-- What to do --
Write out the lines from the one with "List every element" to the one with "drive-letter: C: — [728, 182, 736, 191]" again, swapping "screenshot" for "screen capture" and keeping everything else as it is. Leave the pictures out.

-- Information provided --

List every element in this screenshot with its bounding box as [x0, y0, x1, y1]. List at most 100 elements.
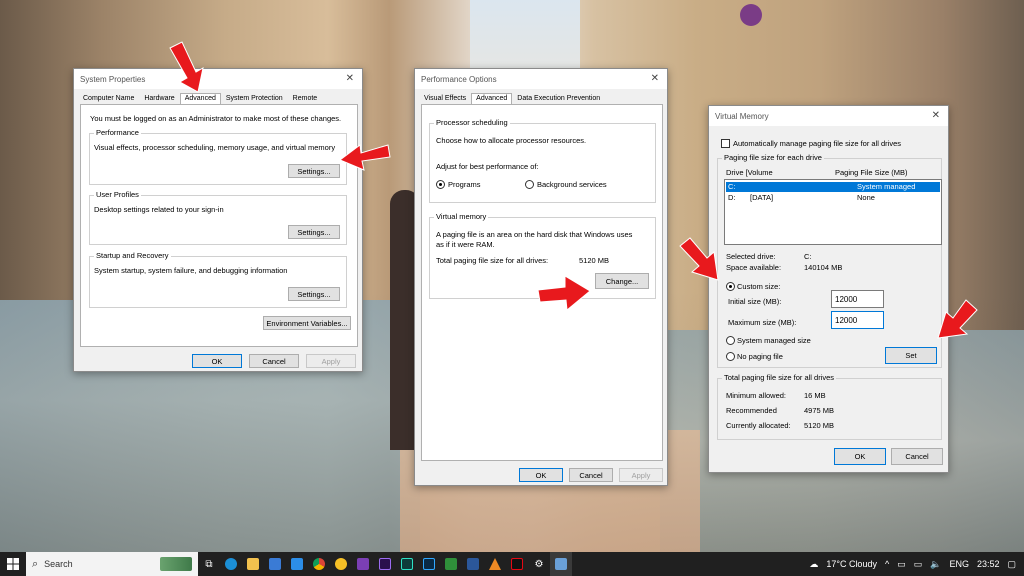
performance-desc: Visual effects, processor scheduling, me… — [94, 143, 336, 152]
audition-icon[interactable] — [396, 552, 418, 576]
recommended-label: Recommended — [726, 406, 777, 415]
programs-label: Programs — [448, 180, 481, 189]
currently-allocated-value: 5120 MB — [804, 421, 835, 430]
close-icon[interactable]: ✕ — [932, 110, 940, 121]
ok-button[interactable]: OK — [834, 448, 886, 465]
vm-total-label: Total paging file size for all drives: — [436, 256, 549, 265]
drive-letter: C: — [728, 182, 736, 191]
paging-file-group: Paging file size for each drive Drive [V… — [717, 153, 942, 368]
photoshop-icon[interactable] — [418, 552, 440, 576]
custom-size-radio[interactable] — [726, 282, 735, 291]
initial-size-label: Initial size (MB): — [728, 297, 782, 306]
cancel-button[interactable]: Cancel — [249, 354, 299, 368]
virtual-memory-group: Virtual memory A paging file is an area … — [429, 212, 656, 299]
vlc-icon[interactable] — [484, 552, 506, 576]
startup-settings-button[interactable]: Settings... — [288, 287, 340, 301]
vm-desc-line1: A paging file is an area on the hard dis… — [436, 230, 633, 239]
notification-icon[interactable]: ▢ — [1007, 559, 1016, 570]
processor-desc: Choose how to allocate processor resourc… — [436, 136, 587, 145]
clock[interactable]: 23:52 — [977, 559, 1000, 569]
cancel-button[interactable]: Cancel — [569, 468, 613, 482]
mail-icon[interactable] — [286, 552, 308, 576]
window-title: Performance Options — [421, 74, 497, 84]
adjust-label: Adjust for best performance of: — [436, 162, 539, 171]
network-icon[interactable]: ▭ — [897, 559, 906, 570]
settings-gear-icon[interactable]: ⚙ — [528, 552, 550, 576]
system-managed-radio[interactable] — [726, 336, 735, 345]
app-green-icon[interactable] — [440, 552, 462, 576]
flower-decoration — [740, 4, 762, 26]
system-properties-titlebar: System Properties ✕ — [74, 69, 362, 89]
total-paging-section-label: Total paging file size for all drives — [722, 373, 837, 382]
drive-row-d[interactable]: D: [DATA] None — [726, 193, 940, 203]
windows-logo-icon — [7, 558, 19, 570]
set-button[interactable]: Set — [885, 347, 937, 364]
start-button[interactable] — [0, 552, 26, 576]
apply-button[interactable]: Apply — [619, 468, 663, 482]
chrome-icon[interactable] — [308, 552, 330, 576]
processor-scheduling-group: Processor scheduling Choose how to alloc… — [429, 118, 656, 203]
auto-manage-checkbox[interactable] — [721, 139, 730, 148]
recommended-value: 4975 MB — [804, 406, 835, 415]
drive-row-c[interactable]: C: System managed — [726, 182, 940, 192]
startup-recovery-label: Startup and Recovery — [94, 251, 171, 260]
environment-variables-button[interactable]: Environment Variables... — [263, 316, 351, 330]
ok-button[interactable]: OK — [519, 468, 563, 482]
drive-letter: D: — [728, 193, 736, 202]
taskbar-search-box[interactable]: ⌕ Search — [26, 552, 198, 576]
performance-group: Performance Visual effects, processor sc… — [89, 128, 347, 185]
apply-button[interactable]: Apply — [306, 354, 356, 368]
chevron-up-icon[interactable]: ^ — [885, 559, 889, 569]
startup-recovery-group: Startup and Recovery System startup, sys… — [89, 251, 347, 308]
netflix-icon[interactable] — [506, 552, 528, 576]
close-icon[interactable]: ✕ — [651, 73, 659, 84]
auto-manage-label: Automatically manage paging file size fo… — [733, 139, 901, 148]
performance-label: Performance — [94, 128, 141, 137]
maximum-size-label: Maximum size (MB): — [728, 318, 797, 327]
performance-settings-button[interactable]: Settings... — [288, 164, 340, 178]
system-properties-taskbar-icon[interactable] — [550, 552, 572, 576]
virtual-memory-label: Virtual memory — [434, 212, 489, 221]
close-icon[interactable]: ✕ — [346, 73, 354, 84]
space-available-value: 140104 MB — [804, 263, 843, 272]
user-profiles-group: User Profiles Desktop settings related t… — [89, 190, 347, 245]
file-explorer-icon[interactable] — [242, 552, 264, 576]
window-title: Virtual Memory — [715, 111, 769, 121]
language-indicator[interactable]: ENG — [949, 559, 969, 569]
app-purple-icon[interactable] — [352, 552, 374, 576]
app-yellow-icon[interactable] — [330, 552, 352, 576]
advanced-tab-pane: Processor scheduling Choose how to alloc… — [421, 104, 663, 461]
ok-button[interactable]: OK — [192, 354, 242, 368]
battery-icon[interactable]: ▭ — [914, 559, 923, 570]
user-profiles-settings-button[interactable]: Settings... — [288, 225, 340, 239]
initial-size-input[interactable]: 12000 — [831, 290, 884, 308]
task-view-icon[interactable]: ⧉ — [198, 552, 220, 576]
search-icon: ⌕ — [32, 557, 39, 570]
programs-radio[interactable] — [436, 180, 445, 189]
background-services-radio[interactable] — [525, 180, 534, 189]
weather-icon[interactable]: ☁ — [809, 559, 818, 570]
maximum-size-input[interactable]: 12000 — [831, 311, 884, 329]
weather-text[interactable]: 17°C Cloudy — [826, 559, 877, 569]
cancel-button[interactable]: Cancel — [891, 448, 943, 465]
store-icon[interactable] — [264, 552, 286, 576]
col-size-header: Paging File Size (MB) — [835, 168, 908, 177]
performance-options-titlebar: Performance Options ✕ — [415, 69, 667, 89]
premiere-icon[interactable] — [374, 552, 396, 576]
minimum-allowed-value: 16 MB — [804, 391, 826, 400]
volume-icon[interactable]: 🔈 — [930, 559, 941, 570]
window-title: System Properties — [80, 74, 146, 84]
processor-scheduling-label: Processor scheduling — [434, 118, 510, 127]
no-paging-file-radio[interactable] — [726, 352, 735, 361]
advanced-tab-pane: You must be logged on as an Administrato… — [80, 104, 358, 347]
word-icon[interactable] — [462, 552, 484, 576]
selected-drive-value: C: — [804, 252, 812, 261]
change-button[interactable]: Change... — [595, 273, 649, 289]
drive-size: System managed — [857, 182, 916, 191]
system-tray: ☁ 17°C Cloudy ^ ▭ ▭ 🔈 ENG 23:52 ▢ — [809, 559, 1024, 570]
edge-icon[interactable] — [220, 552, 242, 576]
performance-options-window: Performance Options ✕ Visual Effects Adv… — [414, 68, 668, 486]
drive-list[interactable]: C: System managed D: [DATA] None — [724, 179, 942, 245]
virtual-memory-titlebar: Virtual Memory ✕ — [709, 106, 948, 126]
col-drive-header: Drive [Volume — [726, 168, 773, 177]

==

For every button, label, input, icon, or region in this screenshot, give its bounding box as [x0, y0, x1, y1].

-- Expected answer --
List every element in this screen capture with its bounding box as [x0, y0, x1, y1]. List at most 100 elements.
performance-desc: Visual effects, processor scheduling, me… — [94, 143, 336, 152]
audition-icon[interactable] — [396, 552, 418, 576]
recommended-label: Recommended — [726, 406, 777, 415]
programs-label: Programs — [448, 180, 481, 189]
currently-allocated-value: 5120 MB — [804, 421, 835, 430]
close-icon[interactable]: ✕ — [932, 110, 940, 121]
ok-button[interactable]: OK — [834, 448, 886, 465]
vm-total-label: Total paging file size for all drives: — [436, 256, 549, 265]
drive-letter: C: — [728, 182, 736, 191]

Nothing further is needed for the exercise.